[Entries from a dataset]
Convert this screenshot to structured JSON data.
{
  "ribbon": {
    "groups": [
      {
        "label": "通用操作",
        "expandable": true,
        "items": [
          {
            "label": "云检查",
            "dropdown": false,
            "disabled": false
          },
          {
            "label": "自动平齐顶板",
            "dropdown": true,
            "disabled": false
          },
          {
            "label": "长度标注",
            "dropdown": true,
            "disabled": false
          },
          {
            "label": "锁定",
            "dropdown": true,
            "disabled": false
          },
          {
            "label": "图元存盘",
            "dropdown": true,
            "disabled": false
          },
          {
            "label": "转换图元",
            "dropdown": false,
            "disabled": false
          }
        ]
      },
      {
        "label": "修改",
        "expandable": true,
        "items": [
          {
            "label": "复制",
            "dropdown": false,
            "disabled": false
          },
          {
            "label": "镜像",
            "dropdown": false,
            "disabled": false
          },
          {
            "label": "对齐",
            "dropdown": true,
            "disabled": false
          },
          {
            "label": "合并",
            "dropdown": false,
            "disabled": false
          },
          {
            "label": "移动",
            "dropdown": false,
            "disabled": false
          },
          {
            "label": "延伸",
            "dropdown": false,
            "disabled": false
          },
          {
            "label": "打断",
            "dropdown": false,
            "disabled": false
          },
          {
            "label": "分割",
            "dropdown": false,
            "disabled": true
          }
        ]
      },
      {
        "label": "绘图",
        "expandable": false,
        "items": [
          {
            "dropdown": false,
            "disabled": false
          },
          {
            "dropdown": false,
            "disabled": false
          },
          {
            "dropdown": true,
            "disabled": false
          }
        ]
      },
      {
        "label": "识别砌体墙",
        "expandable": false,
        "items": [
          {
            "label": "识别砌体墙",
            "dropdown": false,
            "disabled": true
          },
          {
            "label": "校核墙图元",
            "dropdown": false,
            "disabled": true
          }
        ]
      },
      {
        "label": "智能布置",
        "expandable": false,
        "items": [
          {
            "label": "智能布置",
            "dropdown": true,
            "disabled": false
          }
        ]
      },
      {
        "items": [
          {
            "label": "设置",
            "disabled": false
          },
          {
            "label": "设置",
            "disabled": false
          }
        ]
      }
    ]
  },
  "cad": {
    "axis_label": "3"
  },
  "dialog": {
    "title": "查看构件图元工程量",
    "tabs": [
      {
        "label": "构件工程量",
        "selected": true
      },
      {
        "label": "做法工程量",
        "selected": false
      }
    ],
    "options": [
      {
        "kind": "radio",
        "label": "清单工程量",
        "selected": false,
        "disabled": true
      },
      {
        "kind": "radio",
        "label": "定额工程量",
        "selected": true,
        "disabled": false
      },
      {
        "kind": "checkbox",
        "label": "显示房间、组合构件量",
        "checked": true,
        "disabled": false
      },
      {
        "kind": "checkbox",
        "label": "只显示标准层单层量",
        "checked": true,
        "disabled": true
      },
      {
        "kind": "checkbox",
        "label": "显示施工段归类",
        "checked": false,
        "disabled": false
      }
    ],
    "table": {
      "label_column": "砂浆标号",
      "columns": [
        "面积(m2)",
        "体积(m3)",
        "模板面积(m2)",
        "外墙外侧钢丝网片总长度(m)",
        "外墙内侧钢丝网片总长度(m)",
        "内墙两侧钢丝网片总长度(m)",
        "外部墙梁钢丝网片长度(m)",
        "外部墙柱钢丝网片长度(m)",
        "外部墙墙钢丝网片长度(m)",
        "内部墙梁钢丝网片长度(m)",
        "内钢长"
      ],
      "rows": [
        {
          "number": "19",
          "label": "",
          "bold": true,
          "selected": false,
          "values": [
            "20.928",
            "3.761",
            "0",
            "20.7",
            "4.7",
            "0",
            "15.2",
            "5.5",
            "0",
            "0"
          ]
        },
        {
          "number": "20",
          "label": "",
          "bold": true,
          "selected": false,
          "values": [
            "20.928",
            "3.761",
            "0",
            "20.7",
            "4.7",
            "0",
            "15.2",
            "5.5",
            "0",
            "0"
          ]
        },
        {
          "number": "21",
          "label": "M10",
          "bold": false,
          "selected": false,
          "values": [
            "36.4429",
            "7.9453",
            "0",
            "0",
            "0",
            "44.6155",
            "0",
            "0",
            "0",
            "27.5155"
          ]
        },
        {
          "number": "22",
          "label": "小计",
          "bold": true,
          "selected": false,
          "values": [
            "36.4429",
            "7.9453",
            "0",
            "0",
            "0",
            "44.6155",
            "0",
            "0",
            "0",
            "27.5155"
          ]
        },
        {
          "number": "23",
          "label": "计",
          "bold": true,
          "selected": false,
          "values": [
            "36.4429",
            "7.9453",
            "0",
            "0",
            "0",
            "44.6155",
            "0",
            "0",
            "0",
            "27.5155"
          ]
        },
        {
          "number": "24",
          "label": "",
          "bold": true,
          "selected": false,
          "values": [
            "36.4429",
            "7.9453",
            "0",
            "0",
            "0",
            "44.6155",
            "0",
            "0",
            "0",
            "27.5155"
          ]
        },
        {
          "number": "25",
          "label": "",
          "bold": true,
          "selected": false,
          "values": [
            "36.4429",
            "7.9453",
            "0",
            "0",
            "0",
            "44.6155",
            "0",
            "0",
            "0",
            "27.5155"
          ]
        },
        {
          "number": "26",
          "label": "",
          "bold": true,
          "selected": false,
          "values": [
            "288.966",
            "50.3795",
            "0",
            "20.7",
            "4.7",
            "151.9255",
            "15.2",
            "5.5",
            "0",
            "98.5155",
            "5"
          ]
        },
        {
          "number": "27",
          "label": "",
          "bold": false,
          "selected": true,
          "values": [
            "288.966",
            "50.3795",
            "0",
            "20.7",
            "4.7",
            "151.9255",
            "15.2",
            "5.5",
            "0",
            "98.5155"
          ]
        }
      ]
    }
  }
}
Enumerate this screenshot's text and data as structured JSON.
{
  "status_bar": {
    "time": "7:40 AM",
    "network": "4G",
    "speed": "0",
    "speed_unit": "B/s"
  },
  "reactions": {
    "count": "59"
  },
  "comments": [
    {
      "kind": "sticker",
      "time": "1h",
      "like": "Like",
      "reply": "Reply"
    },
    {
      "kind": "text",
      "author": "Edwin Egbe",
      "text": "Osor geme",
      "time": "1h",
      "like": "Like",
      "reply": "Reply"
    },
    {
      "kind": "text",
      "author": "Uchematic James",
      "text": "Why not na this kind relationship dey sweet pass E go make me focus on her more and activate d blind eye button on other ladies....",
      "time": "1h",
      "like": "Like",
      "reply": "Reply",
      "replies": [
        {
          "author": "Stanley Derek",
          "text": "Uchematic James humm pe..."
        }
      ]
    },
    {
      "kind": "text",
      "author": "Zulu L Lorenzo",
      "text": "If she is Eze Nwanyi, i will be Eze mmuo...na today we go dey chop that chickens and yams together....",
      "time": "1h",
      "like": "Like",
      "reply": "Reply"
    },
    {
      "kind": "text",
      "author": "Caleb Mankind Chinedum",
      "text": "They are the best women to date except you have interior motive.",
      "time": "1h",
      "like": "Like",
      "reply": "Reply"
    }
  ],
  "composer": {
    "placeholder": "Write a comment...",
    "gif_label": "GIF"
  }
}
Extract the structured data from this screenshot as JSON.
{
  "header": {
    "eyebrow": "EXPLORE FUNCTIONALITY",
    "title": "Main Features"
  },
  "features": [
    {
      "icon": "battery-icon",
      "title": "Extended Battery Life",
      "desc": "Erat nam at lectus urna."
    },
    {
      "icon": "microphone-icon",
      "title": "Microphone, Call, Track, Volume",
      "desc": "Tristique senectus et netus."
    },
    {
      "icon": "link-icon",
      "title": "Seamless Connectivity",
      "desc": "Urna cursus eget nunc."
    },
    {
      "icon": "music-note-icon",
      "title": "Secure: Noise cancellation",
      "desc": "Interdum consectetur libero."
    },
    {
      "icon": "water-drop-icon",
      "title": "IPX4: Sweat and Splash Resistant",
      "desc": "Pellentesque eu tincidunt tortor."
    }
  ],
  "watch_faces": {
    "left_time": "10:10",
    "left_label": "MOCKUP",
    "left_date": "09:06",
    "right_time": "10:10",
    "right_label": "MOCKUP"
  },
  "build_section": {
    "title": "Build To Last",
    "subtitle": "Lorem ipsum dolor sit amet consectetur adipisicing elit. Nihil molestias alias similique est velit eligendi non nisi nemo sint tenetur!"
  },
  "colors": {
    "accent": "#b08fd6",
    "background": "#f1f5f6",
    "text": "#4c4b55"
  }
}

SHORT PROBLEM »
Collect the lines of the data that carry the word "author".

FINAL RESULT »
      "author": "Edwin Egbe",
      "author": "Uchematic James",
          "author": "Stanley Derek",
      "author": "Zulu L Lorenzo",
      "author": "Caleb Mankind Chinedum",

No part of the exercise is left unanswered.